* **WORK TO COMPLETE**: Copy each line of the entries that contains the word "Canadian".

=====

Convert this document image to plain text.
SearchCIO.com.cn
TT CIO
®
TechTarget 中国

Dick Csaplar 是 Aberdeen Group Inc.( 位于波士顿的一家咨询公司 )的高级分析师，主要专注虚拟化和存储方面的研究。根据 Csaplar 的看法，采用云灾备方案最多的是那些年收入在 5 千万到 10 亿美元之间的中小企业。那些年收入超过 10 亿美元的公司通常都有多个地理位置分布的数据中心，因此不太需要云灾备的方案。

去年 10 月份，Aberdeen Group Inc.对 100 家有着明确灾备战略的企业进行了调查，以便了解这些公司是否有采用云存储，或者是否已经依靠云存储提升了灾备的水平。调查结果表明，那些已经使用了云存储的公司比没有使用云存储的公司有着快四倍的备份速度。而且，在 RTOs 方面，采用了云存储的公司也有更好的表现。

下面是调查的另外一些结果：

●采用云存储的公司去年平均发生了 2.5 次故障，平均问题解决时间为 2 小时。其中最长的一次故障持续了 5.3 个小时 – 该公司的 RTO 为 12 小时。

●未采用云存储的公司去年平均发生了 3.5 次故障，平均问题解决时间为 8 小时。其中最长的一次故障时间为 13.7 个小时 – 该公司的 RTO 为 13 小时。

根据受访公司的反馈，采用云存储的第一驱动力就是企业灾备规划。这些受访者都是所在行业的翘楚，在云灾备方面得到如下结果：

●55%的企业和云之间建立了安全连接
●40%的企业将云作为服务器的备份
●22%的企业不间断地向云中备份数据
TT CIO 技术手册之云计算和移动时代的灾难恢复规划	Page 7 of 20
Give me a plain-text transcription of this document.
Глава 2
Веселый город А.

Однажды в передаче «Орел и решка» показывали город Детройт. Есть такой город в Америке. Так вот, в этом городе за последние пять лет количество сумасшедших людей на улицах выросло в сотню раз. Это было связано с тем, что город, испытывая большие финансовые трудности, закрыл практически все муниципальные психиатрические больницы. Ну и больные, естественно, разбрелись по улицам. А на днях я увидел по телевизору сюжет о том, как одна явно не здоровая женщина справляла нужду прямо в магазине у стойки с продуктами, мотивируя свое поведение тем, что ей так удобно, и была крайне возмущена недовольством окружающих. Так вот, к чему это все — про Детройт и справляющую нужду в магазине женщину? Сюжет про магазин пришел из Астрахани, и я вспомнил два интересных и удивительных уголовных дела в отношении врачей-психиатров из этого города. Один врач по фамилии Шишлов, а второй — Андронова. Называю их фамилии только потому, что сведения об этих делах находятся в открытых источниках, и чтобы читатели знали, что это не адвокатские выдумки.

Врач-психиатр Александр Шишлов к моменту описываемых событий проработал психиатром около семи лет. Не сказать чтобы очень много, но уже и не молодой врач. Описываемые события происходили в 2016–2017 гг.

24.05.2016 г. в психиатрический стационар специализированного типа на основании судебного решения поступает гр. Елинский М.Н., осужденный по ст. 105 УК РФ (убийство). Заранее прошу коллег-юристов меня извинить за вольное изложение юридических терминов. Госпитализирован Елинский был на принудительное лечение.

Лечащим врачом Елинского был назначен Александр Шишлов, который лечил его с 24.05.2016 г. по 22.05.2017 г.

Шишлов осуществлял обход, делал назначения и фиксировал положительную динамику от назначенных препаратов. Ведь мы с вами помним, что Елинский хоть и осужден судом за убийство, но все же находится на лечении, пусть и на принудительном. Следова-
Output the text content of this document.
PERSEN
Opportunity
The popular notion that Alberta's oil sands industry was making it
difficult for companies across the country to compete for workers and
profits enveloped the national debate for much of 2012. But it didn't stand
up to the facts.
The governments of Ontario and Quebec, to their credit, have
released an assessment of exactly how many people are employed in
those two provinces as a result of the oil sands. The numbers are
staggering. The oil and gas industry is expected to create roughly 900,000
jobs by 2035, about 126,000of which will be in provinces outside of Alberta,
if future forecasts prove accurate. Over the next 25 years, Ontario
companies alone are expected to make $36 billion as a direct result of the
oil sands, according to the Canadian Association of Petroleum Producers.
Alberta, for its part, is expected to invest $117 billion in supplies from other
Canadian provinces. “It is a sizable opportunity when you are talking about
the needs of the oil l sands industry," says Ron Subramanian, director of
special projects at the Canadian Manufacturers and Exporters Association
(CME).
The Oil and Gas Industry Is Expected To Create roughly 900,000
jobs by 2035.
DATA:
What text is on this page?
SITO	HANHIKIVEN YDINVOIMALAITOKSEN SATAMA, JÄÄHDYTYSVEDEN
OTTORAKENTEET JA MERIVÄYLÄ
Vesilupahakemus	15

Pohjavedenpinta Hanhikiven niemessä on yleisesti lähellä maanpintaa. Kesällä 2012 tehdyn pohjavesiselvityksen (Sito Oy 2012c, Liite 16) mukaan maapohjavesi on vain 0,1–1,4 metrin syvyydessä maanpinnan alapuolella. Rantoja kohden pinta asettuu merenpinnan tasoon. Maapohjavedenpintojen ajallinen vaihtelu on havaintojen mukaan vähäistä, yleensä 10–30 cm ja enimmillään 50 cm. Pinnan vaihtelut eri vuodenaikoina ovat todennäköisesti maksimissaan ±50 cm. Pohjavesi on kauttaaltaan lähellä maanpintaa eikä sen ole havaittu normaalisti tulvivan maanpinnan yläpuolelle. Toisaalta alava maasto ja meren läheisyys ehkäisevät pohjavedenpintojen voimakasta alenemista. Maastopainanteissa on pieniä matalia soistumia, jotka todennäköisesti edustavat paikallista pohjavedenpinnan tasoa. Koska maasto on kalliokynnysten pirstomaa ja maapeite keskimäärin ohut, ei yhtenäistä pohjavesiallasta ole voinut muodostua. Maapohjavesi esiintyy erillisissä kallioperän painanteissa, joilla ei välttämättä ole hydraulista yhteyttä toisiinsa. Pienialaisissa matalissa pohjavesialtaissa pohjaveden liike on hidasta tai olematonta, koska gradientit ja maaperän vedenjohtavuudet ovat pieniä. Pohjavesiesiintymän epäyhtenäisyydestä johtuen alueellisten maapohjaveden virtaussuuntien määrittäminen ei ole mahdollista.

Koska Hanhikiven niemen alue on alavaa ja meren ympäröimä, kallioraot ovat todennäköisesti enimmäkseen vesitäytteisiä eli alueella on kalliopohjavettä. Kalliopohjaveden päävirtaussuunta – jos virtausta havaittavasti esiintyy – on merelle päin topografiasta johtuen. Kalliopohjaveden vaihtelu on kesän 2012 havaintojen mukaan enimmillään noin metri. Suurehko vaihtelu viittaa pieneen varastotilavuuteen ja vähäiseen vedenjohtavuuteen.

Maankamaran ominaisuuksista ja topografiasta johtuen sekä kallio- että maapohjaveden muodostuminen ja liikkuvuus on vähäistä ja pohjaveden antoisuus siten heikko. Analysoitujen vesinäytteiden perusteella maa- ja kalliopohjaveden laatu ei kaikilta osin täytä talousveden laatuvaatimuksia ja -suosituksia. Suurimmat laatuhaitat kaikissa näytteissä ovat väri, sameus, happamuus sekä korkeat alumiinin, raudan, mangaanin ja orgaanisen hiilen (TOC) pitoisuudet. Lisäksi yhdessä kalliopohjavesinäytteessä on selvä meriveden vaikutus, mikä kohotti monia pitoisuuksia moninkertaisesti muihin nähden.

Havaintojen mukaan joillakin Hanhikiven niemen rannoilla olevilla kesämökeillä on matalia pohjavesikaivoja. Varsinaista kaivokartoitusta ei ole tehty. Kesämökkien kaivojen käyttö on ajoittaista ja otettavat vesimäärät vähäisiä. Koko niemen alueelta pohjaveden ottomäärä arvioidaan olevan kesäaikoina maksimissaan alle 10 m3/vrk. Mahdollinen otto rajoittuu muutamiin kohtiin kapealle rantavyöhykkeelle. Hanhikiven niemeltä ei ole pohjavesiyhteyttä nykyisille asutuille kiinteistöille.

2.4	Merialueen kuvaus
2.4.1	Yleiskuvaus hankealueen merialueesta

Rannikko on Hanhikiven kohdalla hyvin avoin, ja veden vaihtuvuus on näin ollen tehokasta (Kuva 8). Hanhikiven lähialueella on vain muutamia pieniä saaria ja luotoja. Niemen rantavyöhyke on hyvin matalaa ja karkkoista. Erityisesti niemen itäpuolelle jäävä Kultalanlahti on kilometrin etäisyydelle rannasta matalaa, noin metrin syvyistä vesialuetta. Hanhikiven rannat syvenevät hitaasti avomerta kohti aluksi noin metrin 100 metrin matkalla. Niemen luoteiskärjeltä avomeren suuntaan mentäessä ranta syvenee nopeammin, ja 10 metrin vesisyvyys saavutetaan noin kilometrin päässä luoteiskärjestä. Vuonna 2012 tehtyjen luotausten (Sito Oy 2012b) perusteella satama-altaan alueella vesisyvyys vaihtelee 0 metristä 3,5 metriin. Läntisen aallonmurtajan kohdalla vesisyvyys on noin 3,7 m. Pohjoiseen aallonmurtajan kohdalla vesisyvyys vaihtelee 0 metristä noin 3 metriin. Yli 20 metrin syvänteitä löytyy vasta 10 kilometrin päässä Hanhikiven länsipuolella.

=====

* **TASK ANSWER**:
oil sands, according to the Canadian Association of Petroleum Producers.
Canadian provinces. “It is a sizable opportunity when you are talking about
special projects at the Canadian Manufacturers and Exporters Association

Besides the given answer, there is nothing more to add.